INPUT ROWS:
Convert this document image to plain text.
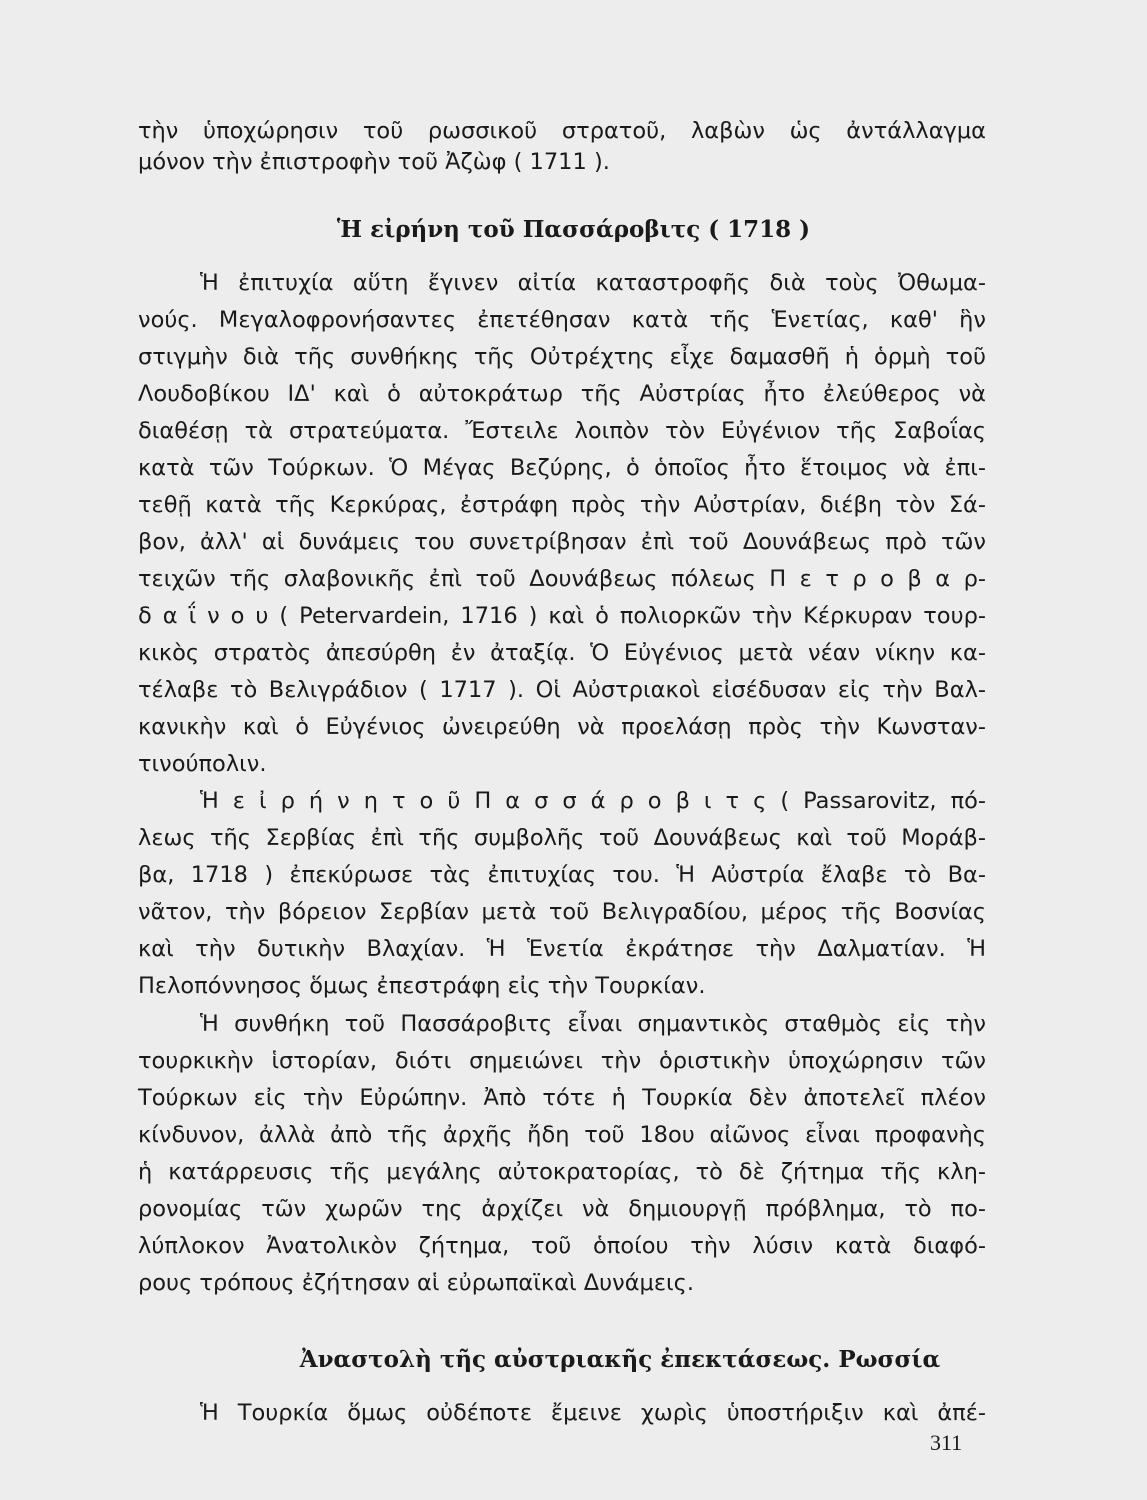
τὴν ὑποχώρησιν τοῦ ρωσσικοῦ στρατοῦ, λαβὼν ὡς ἀντάλλαγμα
μόνον τὴν ἐπιστροφὴν τοῦ Ἀζὼφ ( 1711 ).
Ἡ εἰρήνη τοῦ Πασσάροβιτς ( 1718 )
Ἡ ἐπιτυχία αὕτη ἔγινεν αἰτία καταστροφῆς διὰ τοὺς Ὀθωμα-
νούς. Μεγαλοφρονήσαντες ἐπετέθησαν κατὰ τῆς Ἑνετίας, καθ' ἣν
στιγμὴν διὰ τῆς συνθήκης τῆς Οὐτρέχτης εἶχε δαμασθῆ ἡ ὁρμὴ τοῦ
Λουδοβίκου ΙΔ' καὶ ὁ αὐτοκράτωρ τῆς Αὐστρίας ἦτο ἐλεύθερος νὰ
διαθέσῃ τὰ στρατεύματα. Ἔστειλε λοιπὸν τὸν Εὐγένιον τῆς Σαβοΐας
κατὰ τῶν Τούρκων. Ὁ Μέγας Βεζύρης, ὁ ὁποῖος ἦτο ἕτοιμος νὰ ἐπι-
τεθῇ κατὰ τῆς Κερκύρας, ἐστράφη πρὸς τὴν Αὐστρίαν, διέβη τὸν Σά-
βον, ἀλλ' αἱ δυνάμεις του συνετρίβησαν ἐπὶ τοῦ Δουνάβεως πρὸ τῶν
τειχῶν τῆς σλαβονικῆς ἐπὶ τοῦ Δουνάβεως πόλεως Π ε τ ρ ο β α ρ-
δ α ΐ ν ο υ ( Petervardein, 1716 ) καὶ ὁ πολιορκῶν τὴν Κέρκυραν τουρ-
κικὸς στρατὸς ἀπεσύρθη ἐν ἀταξίᾳ. Ὁ Εὐγένιος μετὰ νέαν νίκην κα-
τέλαβε τὸ Βελιγράδιον ( 1717 ). Οἱ Αὐστριακοὶ εἰσέδυσαν εἰς τὴν Βαλ-
κανικὴν καὶ ὁ Εὐγένιος ὠνειρεύθη νὰ προελάσῃ πρὸς τὴν Κωνσταν-
τινούπολιν.
Ἡ ε ἰ ρ ή ν η τ ο ῦ Π α σ σ ά ρ ο β ι τ ς ( Passarovitz, πό-
λεως τῆς Σερβίας ἐπὶ τῆς συμβολῆς τοῦ Δουνάβεως καὶ τοῦ Μοράβ-
βα, 1718 ) ἐπεκύρωσε τὰς ἐπιτυχίας του. Ἡ Αὐστρία ἔλαβε τὸ Βα-
νᾶτον, τὴν βόρειον Σερβίαν μετὰ τοῦ Βελιγραδίου, μέρος τῆς Βοσνίας
καὶ τὴν δυτικὴν Βλαχίαν. Ἡ Ἑνετία ἐκράτησε τὴν Δαλματίαν. Ἡ
Πελοπόννησος ὅμως ἐπεστράφη εἰς τὴν Τουρκίαν.
Ἡ συνθήκη τοῦ Πασσάροβιτς εἶναι σημαντικὸς σταθμὸς εἰς τὴν
τουρκικὴν ἱστορίαν, διότι σημειώνει τὴν ὁριστικὴν ὑποχώρησιν τῶν
Τούρκων εἰς τὴν Εὐρώπην. Ἀπὸ τότε ἡ Τουρκία δὲν ἀποτελεῖ πλέον
κίνδυνον, ἀλλὰ ἀπὸ τῆς ἀρχῆς ἤδη τοῦ 18ου αἰῶνος εἶναι προφανὴς
ἡ κατάρρευσις τῆς μεγάλης αὐτοκρατορίας, τὸ δὲ ζήτημα τῆς κλη-
ρονομίας τῶν χωρῶν της ἀρχίζει νὰ δημιουργῇ πρόβλημα, τὸ πο-
λύπλοκον Ἀνατολικὸν ζήτημα, τοῦ ὁποίου τὴν λύσιν κατὰ διαφό-
ρους τρόπους ἐζήτησαν αἱ εὐρωπαϊκαὶ Δυνάμεις.
Ἀναστολὴ τῆς αὐστριακῆς ἐπεκτάσεως. Ρωσσία
Ἡ Τουρκία ὅμως οὐδέποτε ἔμεινε χωρὶς ὑποστήριξιν καὶ ἀπέ-
311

THE EXERCISE: Give back the entries verbatim. Do not include any picture.

EXERCISE ANSWER:
Convert this document image to plain text.
τὴν ὑποχώρησιν τοῦ ρωσσικοῦ στρατοῦ, λαβὼν ὡς ἀντάλλαγμα
μόνον τὴν ἐπιστροφὴν τοῦ Ἀζὼφ ( 1711 ).
Ἡ εἰρήνη τοῦ Πασσάροβιτς ( 1718 )
Ἡ ἐπιτυχία αὕτη ἔγινεν αἰτία καταστροφῆς διὰ τοὺς Ὀθωμα-
νούς. Μεγαλοφρονήσαντες ἐπετέθησαν κατὰ τῆς Ἑνετίας, καθ' ἣν
στιγμὴν διὰ τῆς συνθήκης τῆς Οὐτρέχτης εἶχε δαμασθῆ ἡ ὁρμὴ τοῦ
Λουδοβίκου ΙΔ' καὶ ὁ αὐτοκράτωρ τῆς Αὐστρίας ἦτο ἐλεύθερος νὰ
διαθέσῃ τὰ στρατεύματα. Ἔστειλε λοιπὸν τὸν Εὐγένιον τῆς Σαβοΐας
κατὰ τῶν Τούρκων. Ὁ Μέγας Βεζύρης, ὁ ὁποῖος ἦτο ἕτοιμος νὰ ἐπι-
τεθῇ κατὰ τῆς Κερκύρας, ἐστράφη πρὸς τὴν Αὐστρίαν, διέβη τὸν Σά-
βον, ἀλλ' αἱ δυνάμεις του συνετρίβησαν ἐπὶ τοῦ Δουνάβεως πρὸ τῶν
τειχῶν τῆς σλαβονικῆς ἐπὶ τοῦ Δουνάβεως πόλεως Π ε τ ρ ο β α ρ-
δ α ΐ ν ο υ ( Petervardein, 1716 ) καὶ ὁ πολιορκῶν τὴν Κέρκυραν τουρ-
κικὸς στρατὸς ἀπεσύρθη ἐν ἀταξίᾳ. Ὁ Εὐγένιος μετὰ νέαν νίκην κα-
τέλαβε τὸ Βελιγράδιον ( 1717 ). Οἱ Αὐστριακοὶ εἰσέδυσαν εἰς τὴν Βαλ-
κανικὴν καὶ ὁ Εὐγένιος ὠνειρεύθη νὰ προελάσῃ πρὸς τὴν Κωνσταν-
τινούπολιν.
Ἡ ε ἰ ρ ή ν η τ ο ῦ Π α σ σ ά ρ ο β ι τ ς ( Passarovitz, πό-
λεως τῆς Σερβίας ἐπὶ τῆς συμβολῆς τοῦ Δουνάβεως καὶ τοῦ Μοράβ-
βα, 1718 ) ἐπεκύρωσε τὰς ἐπιτυχίας του. Ἡ Αὐστρία ἔλαβε τὸ Βα-
νᾶτον, τὴν βόρειον Σερβίαν μετὰ τοῦ Βελιγραδίου, μέρος τῆς Βοσνίας
καὶ τὴν δυτικὴν Βλαχίαν. Ἡ Ἑνετία ἐκράτησε τὴν Δαλματίαν. Ἡ
Πελοπόννησος ὅμως ἐπεστράφη εἰς τὴν Τουρκίαν.
Ἡ συνθήκη τοῦ Πασσάροβιτς εἶναι σημαντικὸς σταθμὸς εἰς τὴν
τουρκικὴν ἱστορίαν, διότι σημειώνει τὴν ὁριστικὴν ὑποχώρησιν τῶν
Τούρκων εἰς τὴν Εὐρώπην. Ἀπὸ τότε ἡ Τουρκία δὲν ἀποτελεῖ πλέον
κίνδυνον, ἀλλὰ ἀπὸ τῆς ἀρχῆς ἤδη τοῦ 18ου αἰῶνος εἶναι προφανὴς
ἡ κατάρρευσις τῆς μεγάλης αὐτοκρατορίας, τὸ δὲ ζήτημα τῆς κλη-
ρονομίας τῶν χωρῶν της ἀρχίζει νὰ δημιουργῇ πρόβλημα, τὸ πο-
λύπλοκον Ἀνατολικὸν ζήτημα, τοῦ ὁποίου τὴν λύσιν κατὰ διαφό-
ρους τρόπους ἐζήτησαν αἱ εὐρωπαϊκαὶ Δυνάμεις.
Ἀναστολὴ τῆς αὐστριακῆς ἐπεκτάσεως. Ρωσσία
Ἡ Τουρκία ὅμως οὐδέποτε ἔμεινε χωρὶς ὑποστήριξιν καὶ ἀπέ-
311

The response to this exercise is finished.